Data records
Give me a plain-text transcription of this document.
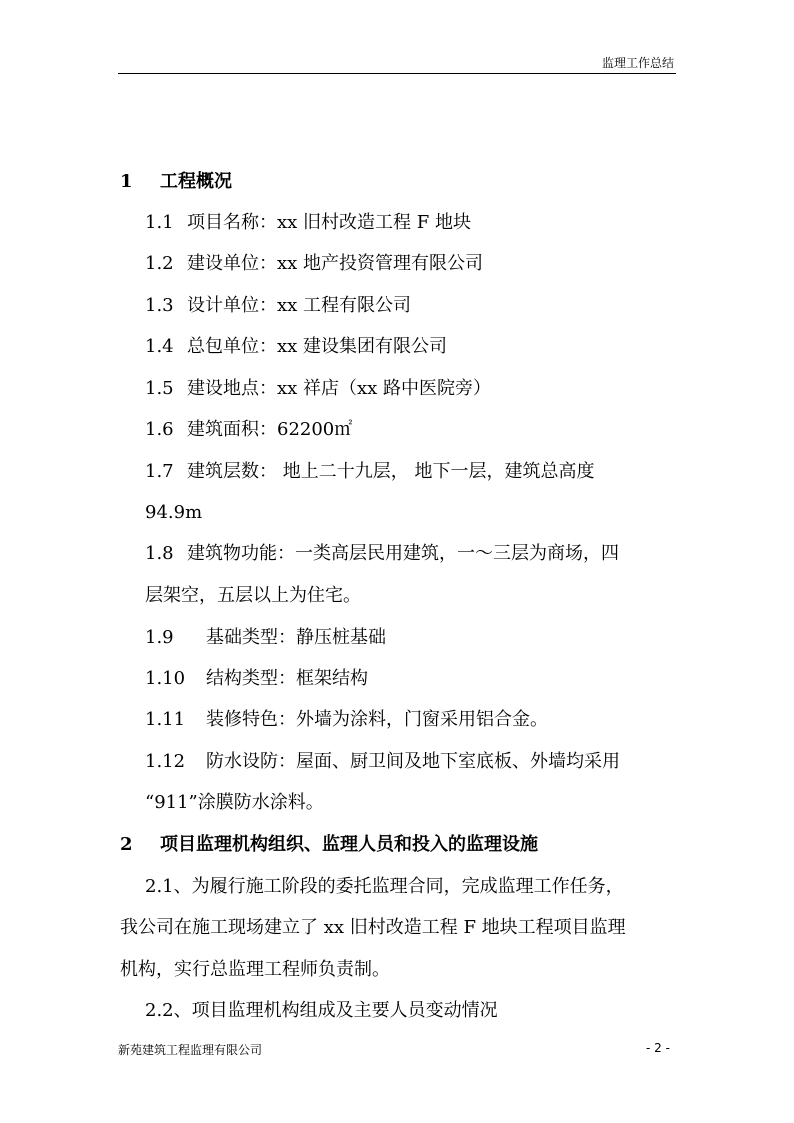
监理工作总结
1 工程概况
1.1 项目名称：xx 旧村改造工程 F 地块
1.2 建设单位：xx 地产投资管理有限公司
1.3 设计单位：xx 工程有限公司
1.4 总包单位：xx 建设集团有限公司
1.5 建设地点：xx 祥店（xx 路中医院旁）
1.6 建筑面积：62200㎡
1.7 建筑层数： 地上二十九层， 地下一层，建筑总高度
94.9m
1.8 建筑物功能：一类高层民用建筑，一～三层为商场，四
层架空，五层以上为住宅。
1.9 基础类型：静压桩基础
1.10 结构类型：框架结构
1.11 装修特色：外墙为涂料，门窗采用铝合金。
1.12 防水设防：屋面、厨卫间及地下室底板、外墙均采用
“911”涂膜防水涂料。
2 项目监理机构组织、监理人员和投入的监理设施
2.1、为履行施工阶段的委托监理合同，完成监理工作任务，
我公司在施工现场建立了 xx 旧村改造工程 F 地块工程项目监理
机构，实行总监理工程师负责制。
2.2、项目监理机构组成及主要人员变动情况
新苑建筑工程监理有限公司	- 2 -
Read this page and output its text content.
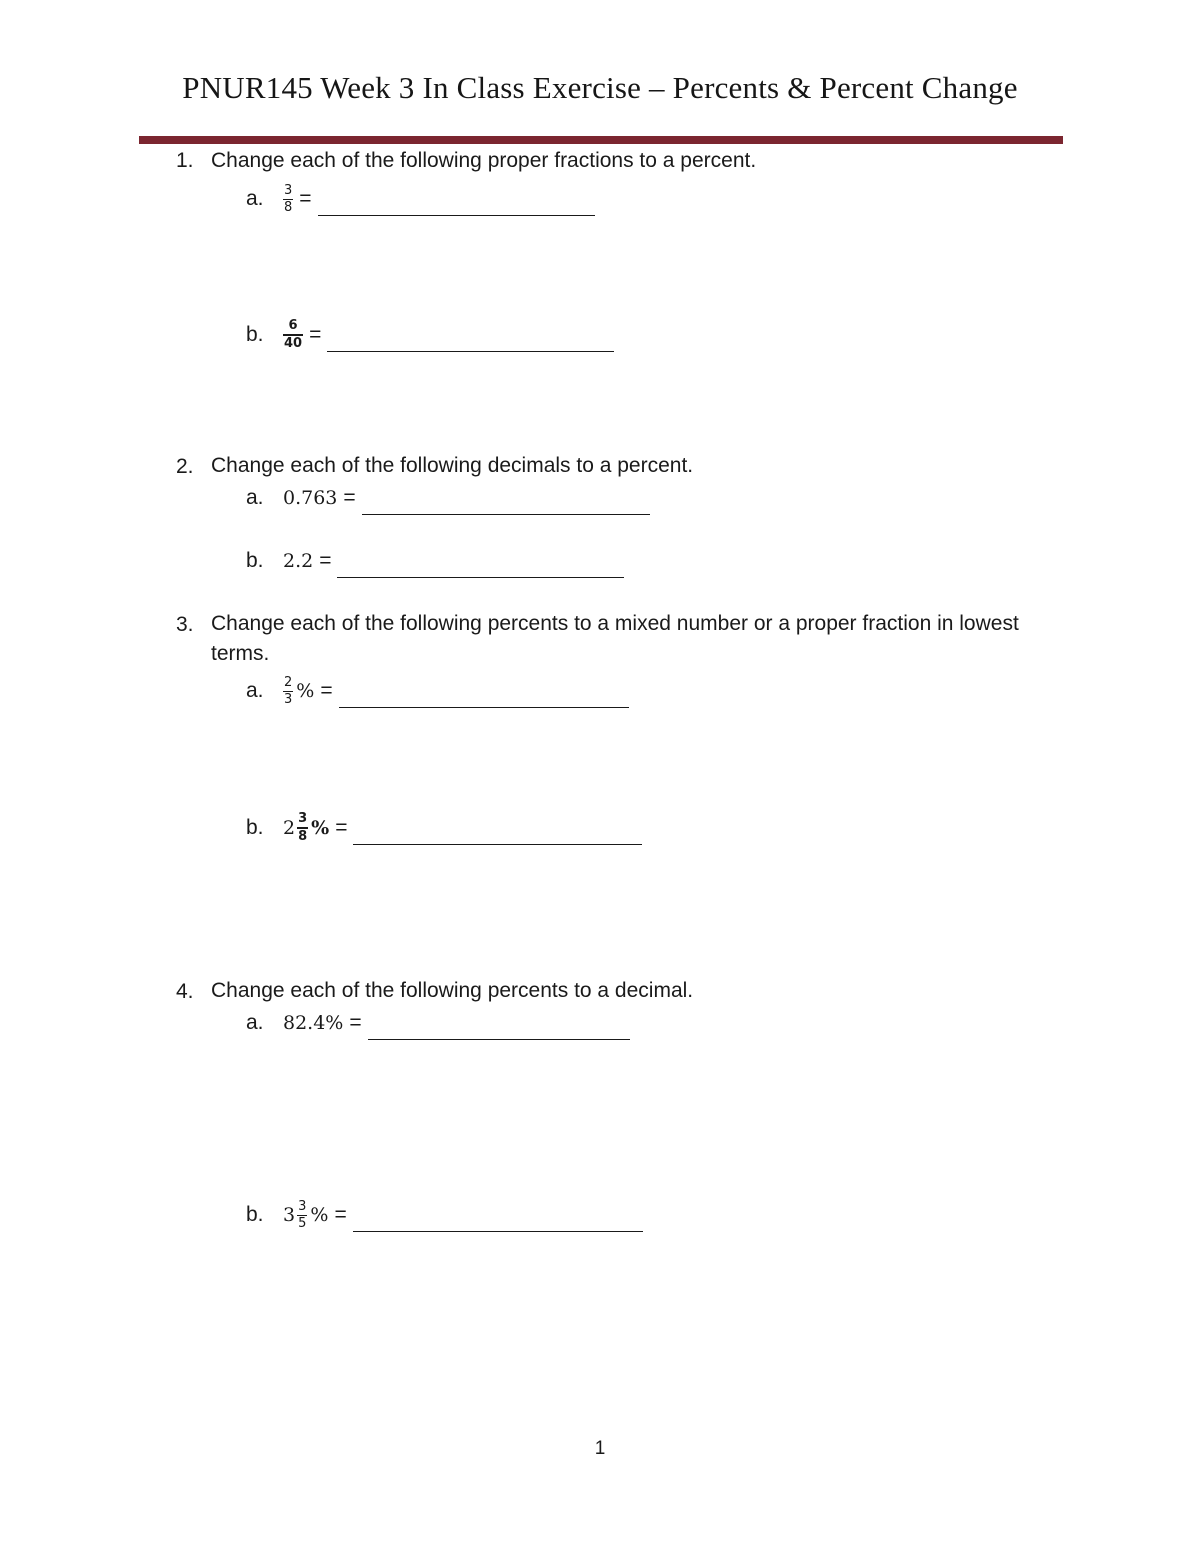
PNUR145 Week 3 In Class Exercise – Percents & Percent Change
1. Change each of the following proper fractions to a percent.
a.	$\frac{3}{8}$ =
b.	$\frac{6}{40}$ =
2. Change each of the following decimals to a percent.
a.	0.763 =
b.	2.2 =
3. Change each of the following percents to a mixed number or a proper fraction in lowest terms.
a.	$\frac{2}{3}$ % =
b.	$2 \frac{3}{8}$ % =
4. Change each of the following percents to a decimal.
a.	82.4% =
b.	$3 \frac{3}{5}$ % =
1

* _Challenge_
All of the records above must be copied exactly, except for the pictures.

* _Exercise solution_
Give me a plain-text transcription of this document.
监理工作总结
1 工程概况
1.1 项目名称：xx 旧村改造工程 F 地块
1.2 建设单位：xx 地产投资管理有限公司
1.3 设计单位：xx 工程有限公司
1.4 总包单位：xx 建设集团有限公司
1.5 建设地点：xx 祥店（xx 路中医院旁）
1.6 建筑面积：62200㎡
1.7 建筑层数： 地上二十九层， 地下一层，建筑总高度
94.9m
1.8 建筑物功能：一类高层民用建筑，一～三层为商场，四
层架空，五层以上为住宅。
1.9 基础类型：静压桩基础
1.10 结构类型：框架结构
1.11 装修特色：外墙为涂料，门窗采用铝合金。
1.12 防水设防：屋面、厨卫间及地下室底板、外墙均采用
“911”涂膜防水涂料。
2 项目监理机构组织、监理人员和投入的监理设施
2.1、为履行施工阶段的委托监理合同，完成监理工作任务，
我公司在施工现场建立了 xx 旧村改造工程 F 地块工程项目监理
机构，实行总监理工程师负责制。
2.2、项目监理机构组成及主要人员变动情况
新苑建筑工程监理有限公司	- 2 -
Read this page and output its text content.
PNUR145 Week 3 In Class Exercise – Percents & Percent Change
1. Change each of the following proper fractions to a percent.
a.	$\frac{3}{8}$ =
b.	$\frac{6}{40}$ =
2. Change each of the following decimals to a percent.
a.	0.763 =
b.	2.2 =
3. Change each of the following percents to a mixed number or a proper fraction in lowest terms.
a.	$\frac{2}{3}$ % =
b.	$2 \frac{3}{8}$ % =
4. Change each of the following percents to a decimal.
a.	82.4% =
b.	$3 \frac{3}{5}$ % =
1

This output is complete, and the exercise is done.